• Records to use:
========

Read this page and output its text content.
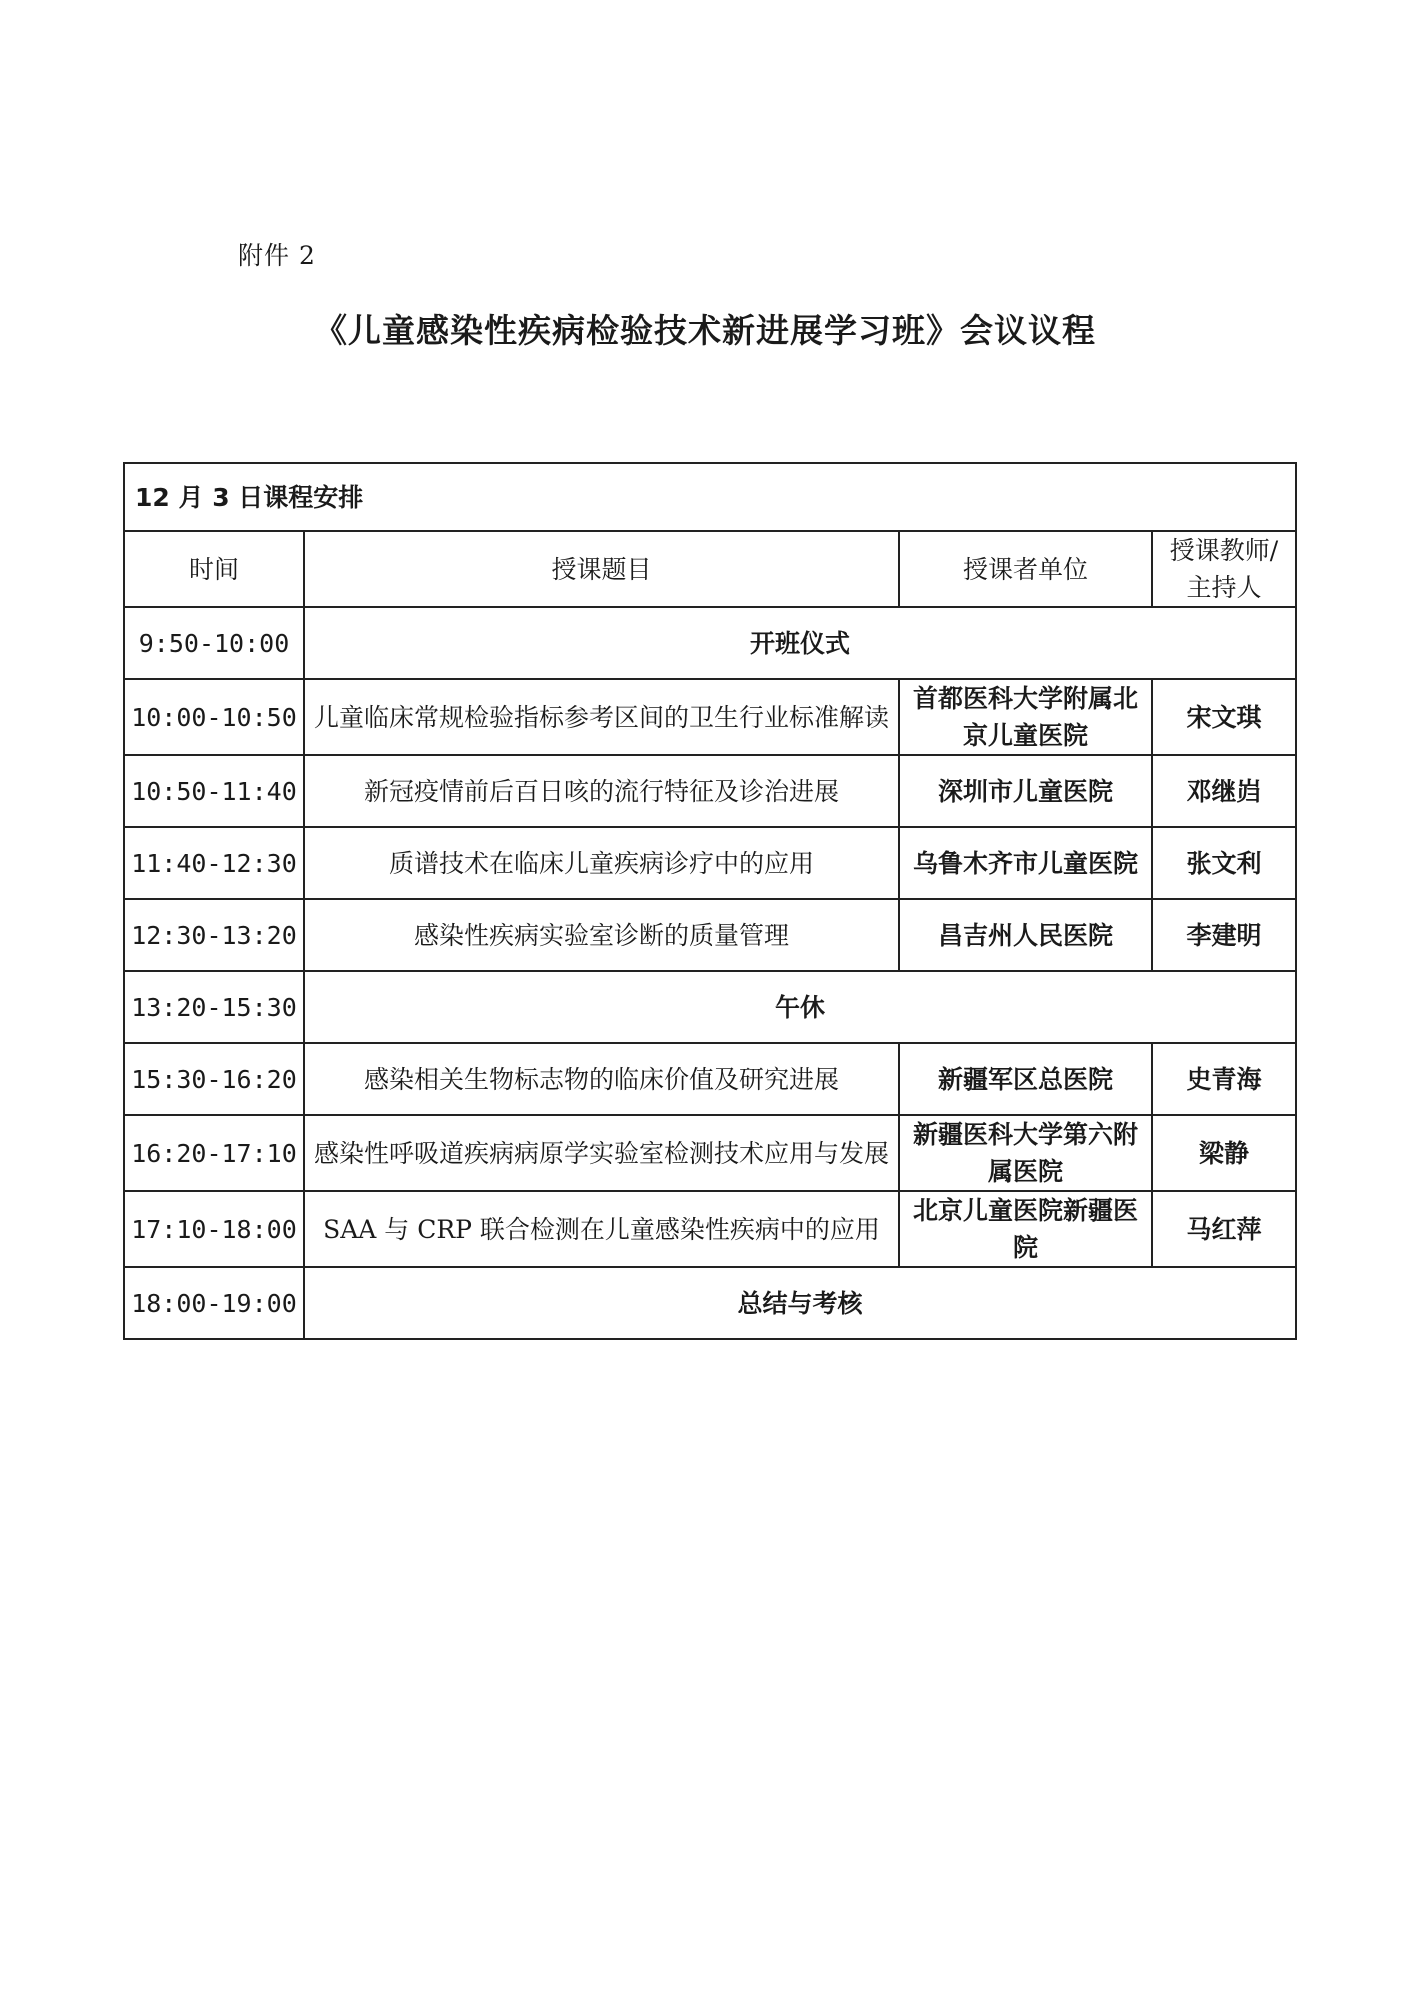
附件 2
《儿童感染性疾病检验技术新进展学习班》会议议程
12 月 3 日课程安排			
时间	授课题目	授课者单位	授课教师/主持人
9:50-10:00	开班仪式		
10:00-10:50	儿童临床常规检验指标参考区间的卫生行业标准解读	首都医科大学附属北京儿童医院	宋文琪
10:50-11:40	新冠疫情前后百日咳的流行特征及诊治进展	深圳市儿童医院	邓继岿
11:40-12:30	质谱技术在临床儿童疾病诊疗中的应用	乌鲁木齐市儿童医院	张文利
12:30-13:20	感染性疾病实验室诊断的质量管理	昌吉州人民医院	李建明
13:20-15:30	午休		
15:30-16:20	感染相关生物标志物的临床价值及研究进展	新疆军区总医院	史青海
16:20-17:10	感染性呼吸道疾病病原学实验室检测技术应用与发展	新疆医科大学第六附属医院	梁静
17:10-18:00	SAA 与 CRP 联合检测在儿童感染性疾病中的应用	北京儿童医院新疆医院	马红萍
18:00-19:00	总结与考核		
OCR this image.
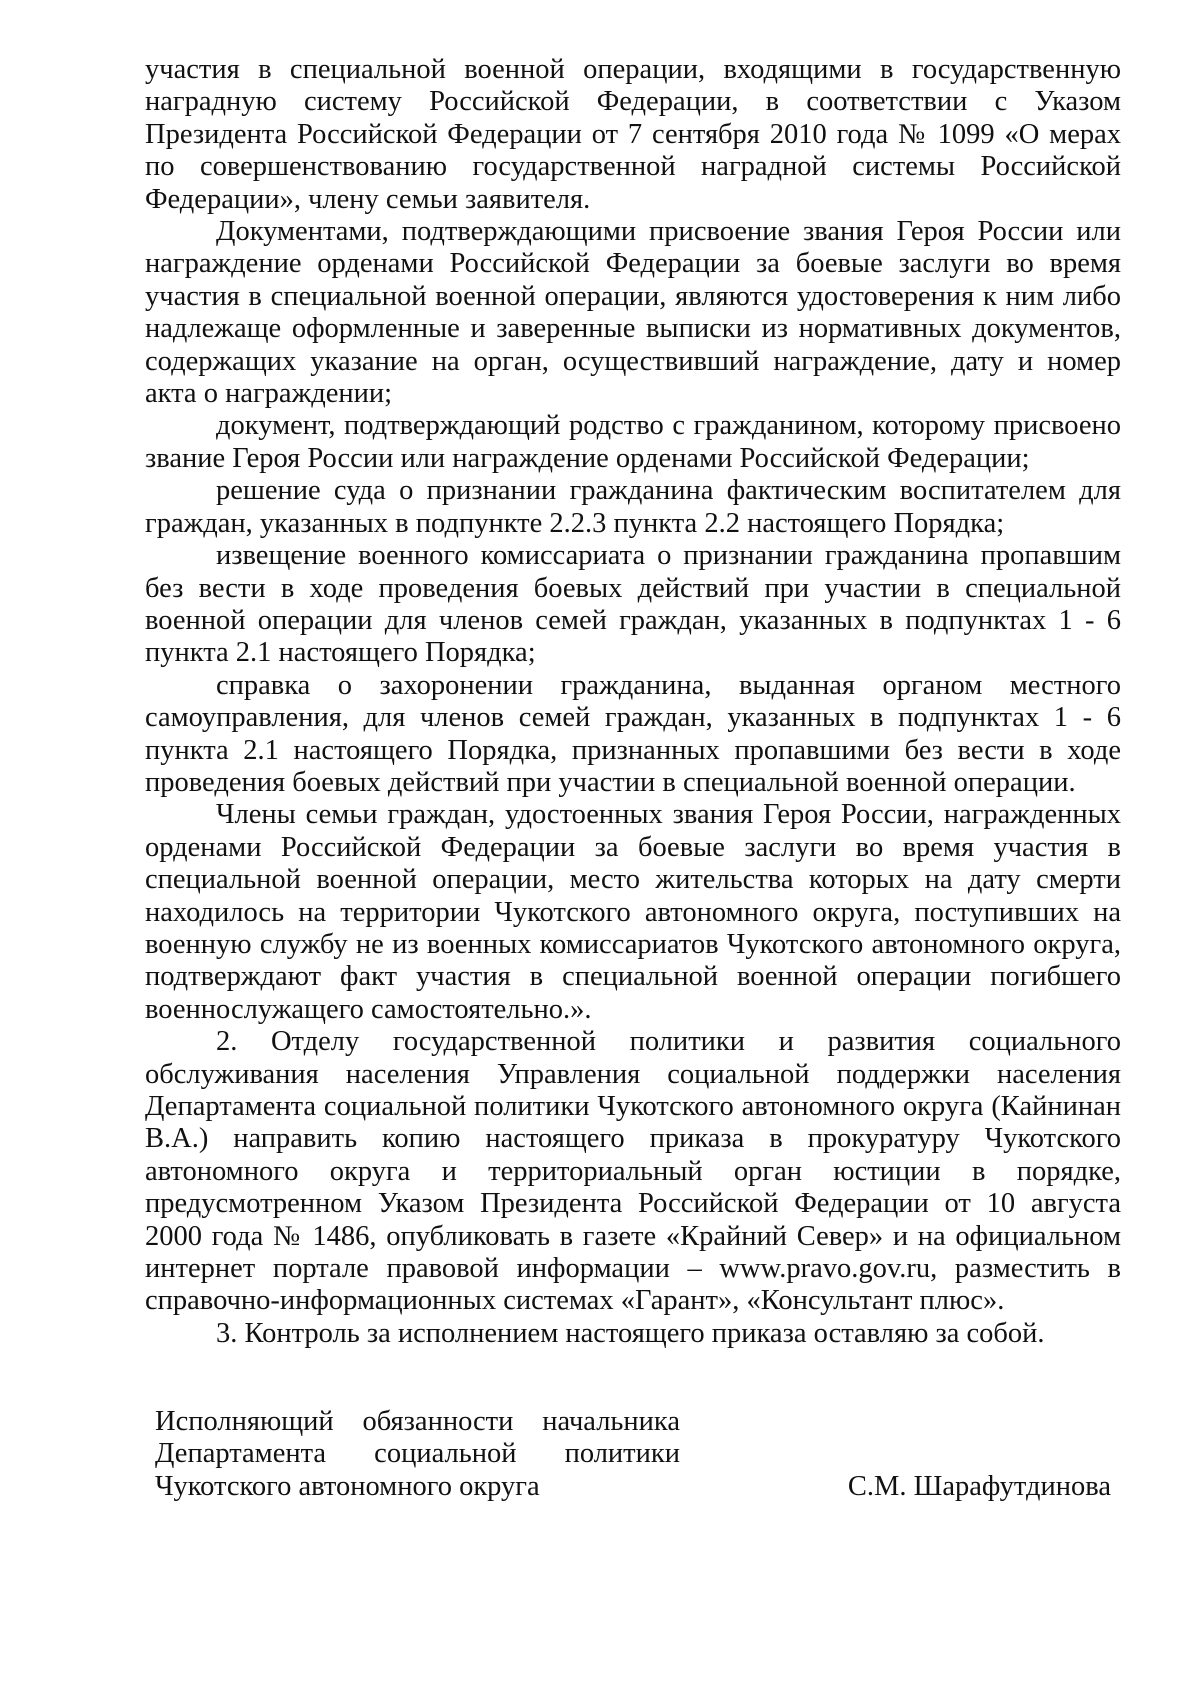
участия в специальной военной операции, входящими в государственную наградную систему Российской Федерации, в соответствии с Указом Президента Российской Федерации от 7 сентября 2010 года № 1099 «О мерах по совершенствованию государственной наградной системы Российской Федерации», члену семьи заявителя.

Документами, подтверждающими присвоение звания Героя России или награждение орденами Российской Федерации за боевые заслуги во время участия в специальной военной операции, являются удостоверения к ним либо надлежаще оформленные и заверенные выписки из нормативных документов, содержащих указание на орган, осуществивший награждение, дату и номер акта о награждении;

документ, подтверждающий родство с гражданином, которому присвоено звание Героя России или награждение орденами Российской Федерации;

решение суда о признании гражданина фактическим воспитателем для граждан, указанных в подпункте 2.2.3 пункта 2.2 настоящего Порядка;

извещение военного комиссариата о признании гражданина пропавшим без вести в ходе проведения боевых действий при участии в специальной военной операции для членов семей граждан, указанных в подпунктах 1 - 6 пункта 2.1 настоящего Порядка;

справка о захоронении гражданина, выданная органом местного самоуправления, для членов семей граждан, указанных в подпунктах 1 - 6 пункта 2.1 настоящего Порядка, признанных пропавшими без вести в ходе проведения боевых действий при участии в специальной военной операции.

Члены семьи граждан, удостоенных звания Героя России, награжденных орденами Российской Федерации за боевые заслуги во время участия в специальной военной операции, место жительства которых на дату смерти находилось на территории Чукотского автономного округа, поступивших на военную службу не из военных комиссариатов Чукотского автономного округа, подтверждают факт участия в специальной военной операции погибшего военнослужащего самостоятельно.».

2. Отделу государственной политики и развития социального обслуживания населения Управления социальной поддержки населения Департамента социальной политики Чукотского автономного округа (Кайнинан В.А.) направить копию настоящего приказа в прокуратуру Чукотского автономного округа и территориальный орган юстиции в порядке, предусмотренном Указом Президента Российской Федерации от 10 августа 2000 года № 1486, опубликовать в газете «Крайний Север» и на официальном интернет портале правовой информации – www.pravo.gov.ru, разместить в справочно-информационных системах «Гарант», «Консультант плюс».

3. Контроль за исполнением настоящего приказа оставляю за собой.

Исполняющий обязанности начальника
Департамента социальной политики
Чукотского автономного округа	С.М. Шарафутдинова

========

• Goal:
The pictures in the entries should be left out; output everything else exactly.

• Complete answer:
Read this page and output its text content.
附件 2
《儿童感染性疾病检验技术新进展学习班》会议议程
12 月 3 日课程安排			
时间	授课题目	授课者单位	授课教师/主持人
9:50-10:00	开班仪式		
10:00-10:50	儿童临床常规检验指标参考区间的卫生行业标准解读	首都医科大学附属北京儿童医院	宋文琪
10:50-11:40	新冠疫情前后百日咳的流行特征及诊治进展	深圳市儿童医院	邓继岿
11:40-12:30	质谱技术在临床儿童疾病诊疗中的应用	乌鲁木齐市儿童医院	张文利
12:30-13:20	感染性疾病实验室诊断的质量管理	昌吉州人民医院	李建明
13:20-15:30	午休		
15:30-16:20	感染相关生物标志物的临床价值及研究进展	新疆军区总医院	史青海
16:20-17:10	感染性呼吸道疾病病原学实验室检测技术应用与发展	新疆医科大学第六附属医院	梁静
17:10-18:00	SAA 与 CRP 联合检测在儿童感染性疾病中的应用	北京儿童医院新疆医院	马红萍
18:00-19:00	总结与考核		
OCR this image.
участия в специальной военной операции, входящими в государственную наградную систему Российской Федерации, в соответствии с Указом Президента Российской Федерации от 7 сентября 2010 года № 1099 «О мерах по совершенствованию государственной наградной системы Российской Федерации», члену семьи заявителя.

Документами, подтверждающими присвоение звания Героя России или награждение орденами Российской Федерации за боевые заслуги во время участия в специальной военной операции, являются удостоверения к ним либо надлежаще оформленные и заверенные выписки из нормативных документов, содержащих указание на орган, осуществивший награждение, дату и номер акта о награждении;

документ, подтверждающий родство с гражданином, которому присвоено звание Героя России или награждение орденами Российской Федерации;

решение суда о признании гражданина фактическим воспитателем для граждан, указанных в подпункте 2.2.3 пункта 2.2 настоящего Порядка;

извещение военного комиссариата о признании гражданина пропавшим без вести в ходе проведения боевых действий при участии в специальной военной операции для членов семей граждан, указанных в подпунктах 1 - 6 пункта 2.1 настоящего Порядка;

справка о захоронении гражданина, выданная органом местного самоуправления, для членов семей граждан, указанных в подпунктах 1 - 6 пункта 2.1 настоящего Порядка, признанных пропавшими без вести в ходе проведения боевых действий при участии в специальной военной операции.

Члены семьи граждан, удостоенных звания Героя России, награжденных орденами Российской Федерации за боевые заслуги во время участия в специальной военной операции, место жительства которых на дату смерти находилось на территории Чукотского автономного округа, поступивших на военную службу не из военных комиссариатов Чукотского автономного округа, подтверждают факт участия в специальной военной операции погибшего военнослужащего самостоятельно.».

2. Отделу государственной политики и развития социального обслуживания населения Управления социальной поддержки населения Департамента социальной политики Чукотского автономного округа (Кайнинан В.А.) направить копию настоящего приказа в прокуратуру Чукотского автономного округа и территориальный орган юстиции в порядке, предусмотренном Указом Президента Российской Федерации от 10 августа 2000 года № 1486, опубликовать в газете «Крайний Север» и на официальном интернет портале правовой информации – www.pravo.gov.ru, разместить в справочно-информационных системах «Гарант», «Консультант плюс».

3. Контроль за исполнением настоящего приказа оставляю за собой.

Исполняющий обязанности начальника
Департамента социальной политики
Чукотского автономного округа	С.М. Шарафутдинова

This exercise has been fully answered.